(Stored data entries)
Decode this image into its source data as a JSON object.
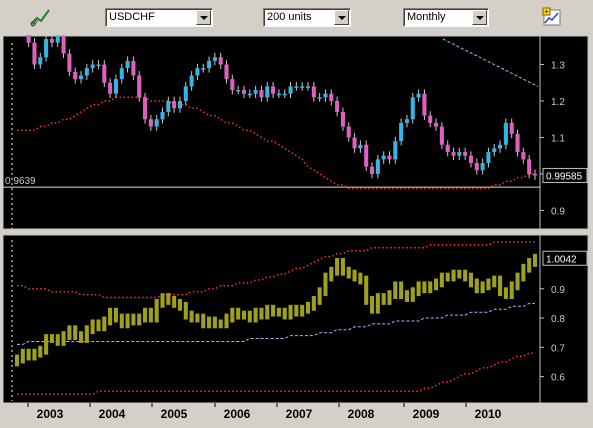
{
  "toolbar": {
    "symbol": "USDCHF",
    "units": "200 units",
    "period": "Monthly",
    "icons": [
      "draw-tool-icon",
      "chart-settings-icon"
    ]
  },
  "colors": {
    "background": "#000000",
    "up_candle": "#33b5e5",
    "down_candle": "#e060c0",
    "ma_dotted": "#ff3030",
    "trend_dashed": "#aab4ff",
    "hlc_bars": "#a0a020",
    "axis_text": "#c8c8c8"
  },
  "chart_data": [
    {
      "type": "candlestick",
      "panel": "price",
      "symbol": "USDCHF",
      "ylim": [
        0.86,
        1.37
      ],
      "ytick_labels": [
        "1.3",
        "1.2",
        "1.1",
        "1",
        "0.9"
      ],
      "y_values": [
        1.3,
        1.2,
        1.1,
        1.0,
        0.9
      ],
      "current_value_label": "0.99585",
      "crosshair_value_label": "0.9639",
      "crosshair_value": 0.9639,
      "series_close": [
        1.39,
        1.4,
        1.36,
        1.3,
        1.32,
        1.37,
        1.36,
        1.38,
        1.33,
        1.28,
        1.26,
        1.27,
        1.29,
        1.3,
        1.3,
        1.25,
        1.22,
        1.26,
        1.29,
        1.31,
        1.27,
        1.21,
        1.15,
        1.13,
        1.15,
        1.17,
        1.2,
        1.18,
        1.2,
        1.24,
        1.27,
        1.29,
        1.29,
        1.31,
        1.32,
        1.3,
        1.26,
        1.23,
        1.23,
        1.22,
        1.22,
        1.23,
        1.21,
        1.24,
        1.22,
        1.22,
        1.22,
        1.24,
        1.24,
        1.24,
        1.24,
        1.21,
        1.21,
        1.22,
        1.2,
        1.17,
        1.13,
        1.1,
        1.07,
        1.08,
        1.02,
        1.0,
        1.04,
        1.05,
        1.04,
        1.09,
        1.14,
        1.15,
        1.21,
        1.22,
        1.16,
        1.14,
        1.13,
        1.08,
        1.06,
        1.05,
        1.06,
        1.05,
        1.03,
        1.01,
        1.03,
        1.06,
        1.07,
        1.08,
        1.14,
        1.11,
        1.06,
        1.04,
        1.0,
        0.99585
      ],
      "ma_line": [
        1.12,
        1.12,
        1.12,
        1.12,
        1.13,
        1.13,
        1.14,
        1.14,
        1.15,
        1.15,
        1.16,
        1.17,
        1.18,
        1.19,
        1.19,
        1.2,
        1.2,
        1.21,
        1.21,
        1.21,
        1.21,
        1.21,
        1.21,
        1.2,
        1.2,
        1.2,
        1.2,
        1.19,
        1.19,
        1.19,
        1.18,
        1.18,
        1.17,
        1.16,
        1.16,
        1.15,
        1.14,
        1.14,
        1.13,
        1.12,
        1.12,
        1.11,
        1.1,
        1.09,
        1.09,
        1.08,
        1.07,
        1.06,
        1.05,
        1.04,
        1.02,
        1.01,
        1.0,
        0.99,
        0.98,
        0.97,
        0.97,
        0.96,
        0.96,
        0.96,
        0.96,
        0.96,
        0.96,
        0.96,
        0.96,
        0.96,
        0.96,
        0.96,
        0.96,
        0.96,
        0.96,
        0.96,
        0.96,
        0.96,
        0.96,
        0.96,
        0.96,
        0.96,
        0.96,
        0.96,
        0.96,
        0.96,
        0.97,
        0.97,
        0.98,
        0.98,
        0.99,
        0.99,
        1.0,
        1.0
      ],
      "trend_line": [
        [
          118,
          1.37
        ],
        [
          160,
          1.24
        ]
      ]
    },
    {
      "type": "hlc-bars",
      "panel": "oscillator",
      "ylim": [
        0.52,
        1.07
      ],
      "ytick_labels": [
        "0.9",
        "0.8",
        "0.7",
        "0.6"
      ],
      "y_values": [
        0.9,
        0.8,
        0.7,
        0.6
      ],
      "current_value_label": "1.0042",
      "series": [
        0.66,
        0.68,
        0.67,
        0.68,
        0.69,
        0.73,
        0.73,
        0.72,
        0.74,
        0.76,
        0.74,
        0.73,
        0.76,
        0.78,
        0.77,
        0.79,
        0.82,
        0.8,
        0.78,
        0.8,
        0.79,
        0.8,
        0.82,
        0.8,
        0.85,
        0.87,
        0.86,
        0.85,
        0.84,
        0.81,
        0.8,
        0.8,
        0.78,
        0.79,
        0.78,
        0.78,
        0.8,
        0.82,
        0.81,
        0.81,
        0.8,
        0.82,
        0.81,
        0.83,
        0.82,
        0.82,
        0.81,
        0.83,
        0.82,
        0.83,
        0.84,
        0.86,
        0.89,
        0.94,
        0.96,
        0.99,
        0.96,
        0.95,
        0.94,
        0.93,
        0.86,
        0.83,
        0.87,
        0.86,
        0.88,
        0.91,
        0.88,
        0.87,
        0.89,
        0.91,
        0.9,
        0.91,
        0.92,
        0.94,
        0.94,
        0.95,
        0.95,
        0.94,
        0.92,
        0.9,
        0.91,
        0.92,
        0.93,
        0.89,
        0.88,
        0.91,
        0.94,
        0.97,
        0.99,
        1.0042
      ],
      "upper_band": [
        0.91,
        0.91,
        0.9,
        0.9,
        0.9,
        0.9,
        0.89,
        0.89,
        0.89,
        0.89,
        0.89,
        0.88,
        0.88,
        0.88,
        0.88,
        0.87,
        0.87,
        0.87,
        0.87,
        0.87,
        0.87,
        0.87,
        0.87,
        0.87,
        0.87,
        0.88,
        0.88,
        0.88,
        0.88,
        0.88,
        0.89,
        0.89,
        0.89,
        0.9,
        0.9,
        0.91,
        0.91,
        0.91,
        0.92,
        0.92,
        0.92,
        0.93,
        0.93,
        0.94,
        0.94,
        0.95,
        0.95,
        0.96,
        0.97,
        0.97,
        0.98,
        0.99,
        1.0,
        1.01,
        1.01,
        1.02,
        1.02,
        1.03,
        1.03,
        1.03,
        1.03,
        1.04,
        1.04,
        1.04,
        1.04,
        1.04,
        1.04,
        1.04,
        1.04,
        1.04,
        1.04,
        1.05,
        1.05,
        1.05,
        1.05,
        1.05,
        1.05,
        1.05,
        1.05,
        1.05,
        1.05,
        1.05,
        1.06,
        1.06,
        1.06,
        1.06,
        1.06,
        1.06,
        1.06,
        1.06
      ],
      "lower_band": [
        0.54,
        0.54,
        0.54,
        0.54,
        0.54,
        0.54,
        0.54,
        0.54,
        0.54,
        0.54,
        0.54,
        0.54,
        0.54,
        0.54,
        0.55,
        0.55,
        0.55,
        0.55,
        0.55,
        0.55,
        0.55,
        0.55,
        0.55,
        0.55,
        0.55,
        0.55,
        0.55,
        0.55,
        0.55,
        0.55,
        0.55,
        0.55,
        0.55,
        0.55,
        0.55,
        0.55,
        0.55,
        0.55,
        0.55,
        0.55,
        0.55,
        0.55,
        0.55,
        0.55,
        0.55,
        0.55,
        0.55,
        0.55,
        0.55,
        0.55,
        0.55,
        0.55,
        0.55,
        0.55,
        0.55,
        0.55,
        0.55,
        0.55,
        0.55,
        0.55,
        0.55,
        0.55,
        0.55,
        0.55,
        0.55,
        0.55,
        0.55,
        0.55,
        0.55,
        0.55,
        0.56,
        0.56,
        0.57,
        0.58,
        0.58,
        0.59,
        0.6,
        0.61,
        0.61,
        0.62,
        0.63,
        0.63,
        0.64,
        0.65,
        0.65,
        0.66,
        0.67,
        0.67,
        0.68,
        0.68
      ],
      "trend_line": [
        0.71,
        0.71,
        0.72,
        0.72,
        0.72,
        0.72,
        0.72,
        0.72,
        0.72,
        0.72,
        0.72,
        0.72,
        0.72,
        0.72,
        0.72,
        0.72,
        0.72,
        0.72,
        0.72,
        0.72,
        0.72,
        0.72,
        0.72,
        0.72,
        0.72,
        0.72,
        0.72,
        0.72,
        0.72,
        0.72,
        0.72,
        0.72,
        0.72,
        0.72,
        0.72,
        0.72,
        0.72,
        0.72,
        0.72,
        0.72,
        0.73,
        0.73,
        0.73,
        0.73,
        0.73,
        0.73,
        0.73,
        0.74,
        0.74,
        0.74,
        0.74,
        0.74,
        0.75,
        0.75,
        0.75,
        0.76,
        0.76,
        0.76,
        0.77,
        0.77,
        0.77,
        0.78,
        0.78,
        0.78,
        0.78,
        0.79,
        0.79,
        0.79,
        0.79,
        0.79,
        0.8,
        0.8,
        0.8,
        0.8,
        0.81,
        0.81,
        0.81,
        0.81,
        0.82,
        0.82,
        0.82,
        0.82,
        0.83,
        0.83,
        0.83,
        0.84,
        0.84,
        0.84,
        0.85,
        0.85
      ]
    }
  ],
  "xaxis": {
    "labels": [
      "2003",
      "2004",
      "2005",
      "2006",
      "2007",
      "2008",
      "2009",
      "2010"
    ]
  }
}
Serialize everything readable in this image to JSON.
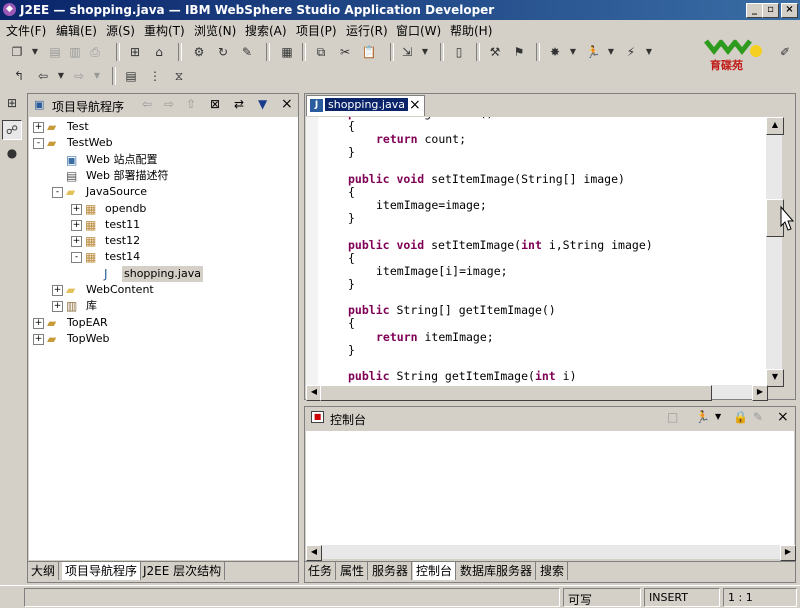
{
  "window": {
    "title": "J2EE — shopping.java — IBM WebSphere Studio Application Developer"
  },
  "logo_text": "育碟苑",
  "menu": [
    "文件(F)",
    "编辑(E)",
    "源(S)",
    "重构(T)",
    "浏览(N)",
    "搜索(A)",
    "项目(P)",
    "运行(R)",
    "窗口(W)",
    "帮助(H)"
  ],
  "navigator": {
    "title": "项目导航程序",
    "items": [
      {
        "label": "Test",
        "level": 0,
        "exp": "+",
        "icon": "project-icon"
      },
      {
        "label": "TestWeb",
        "level": 0,
        "exp": "-",
        "icon": "project-icon"
      },
      {
        "label": "Web 站点配置",
        "level": 1,
        "exp": "",
        "icon": "web-config-icon"
      },
      {
        "label": "Web 部署描述符",
        "level": 1,
        "exp": "",
        "icon": "descriptor-icon"
      },
      {
        "label": "JavaSource",
        "level": 1,
        "exp": "-",
        "icon": "folder-icon"
      },
      {
        "label": "opendb",
        "level": 2,
        "exp": "+",
        "icon": "package-icon"
      },
      {
        "label": "test11",
        "level": 2,
        "exp": "+",
        "icon": "package-icon"
      },
      {
        "label": "test12",
        "level": 2,
        "exp": "+",
        "icon": "package-icon"
      },
      {
        "label": "test14",
        "level": 2,
        "exp": "-",
        "icon": "package-icon"
      },
      {
        "label": "shopping.java",
        "level": 3,
        "exp": "",
        "icon": "java-file-icon",
        "selected": true
      },
      {
        "label": "WebContent",
        "level": 1,
        "exp": "+",
        "icon": "folder-icon"
      },
      {
        "label": "库",
        "level": 1,
        "exp": "+",
        "icon": "library-icon"
      },
      {
        "label": "TopEAR",
        "level": 0,
        "exp": "+",
        "icon": "project-icon"
      },
      {
        "label": "TopWeb",
        "level": 0,
        "exp": "+",
        "icon": "project-icon"
      }
    ],
    "bottom_tabs": [
      "大纲",
      "项目导航程序",
      "J2EE 层次结构"
    ]
  },
  "editor": {
    "tab": "shopping.java",
    "lines": [
      {
        "indent": 1,
        "parts": [
          [
            "kw",
            "public int "
          ],
          [
            "",
            "getCount()"
          ]
        ]
      },
      {
        "indent": 1,
        "parts": [
          [
            "",
            "{"
          ]
        ]
      },
      {
        "indent": 2,
        "parts": [
          [
            "kw",
            "return "
          ],
          [
            "",
            "count;"
          ]
        ]
      },
      {
        "indent": 1,
        "parts": [
          [
            "",
            "}"
          ]
        ]
      },
      {
        "indent": 0,
        "parts": []
      },
      {
        "indent": 1,
        "parts": [
          [
            "kw",
            "public void "
          ],
          [
            "",
            "setItemImage(String[] image)"
          ]
        ]
      },
      {
        "indent": 1,
        "parts": [
          [
            "",
            "{"
          ]
        ]
      },
      {
        "indent": 2,
        "parts": [
          [
            "",
            "itemImage=image;"
          ]
        ]
      },
      {
        "indent": 1,
        "parts": [
          [
            "",
            "}"
          ]
        ]
      },
      {
        "indent": 0,
        "parts": []
      },
      {
        "indent": 1,
        "parts": [
          [
            "kw",
            "public void "
          ],
          [
            "",
            "setItemImage("
          ],
          [
            "kw",
            "int "
          ],
          [
            "",
            "i,String image)"
          ]
        ]
      },
      {
        "indent": 1,
        "parts": [
          [
            "",
            "{"
          ]
        ]
      },
      {
        "indent": 2,
        "parts": [
          [
            "",
            "itemImage[i]=image;"
          ]
        ]
      },
      {
        "indent": 1,
        "parts": [
          [
            "",
            "}"
          ]
        ]
      },
      {
        "indent": 0,
        "parts": []
      },
      {
        "indent": 1,
        "parts": [
          [
            "kw",
            "public "
          ],
          [
            "",
            "String[] getItemImage()"
          ]
        ]
      },
      {
        "indent": 1,
        "parts": [
          [
            "",
            "{"
          ]
        ]
      },
      {
        "indent": 2,
        "parts": [
          [
            "kw",
            "return "
          ],
          [
            "",
            "itemImage;"
          ]
        ]
      },
      {
        "indent": 1,
        "parts": [
          [
            "",
            "}"
          ]
        ]
      },
      {
        "indent": 0,
        "parts": []
      },
      {
        "indent": 1,
        "parts": [
          [
            "kw",
            "public "
          ],
          [
            "",
            "String getItemImage("
          ],
          [
            "kw",
            "int "
          ],
          [
            "",
            "i)"
          ]
        ]
      }
    ]
  },
  "console": {
    "title": "控制台",
    "bottom_tabs": [
      "任务",
      "属性",
      "服务器",
      "控制台",
      "数据库服务器",
      "搜索"
    ]
  },
  "status": {
    "writable": "可写",
    "mode": "INSERT",
    "position": "1 : 1"
  }
}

Task to carry out
Count every line above that holds the word "shopping", and state the number and nothing more.

Output for this exercise
3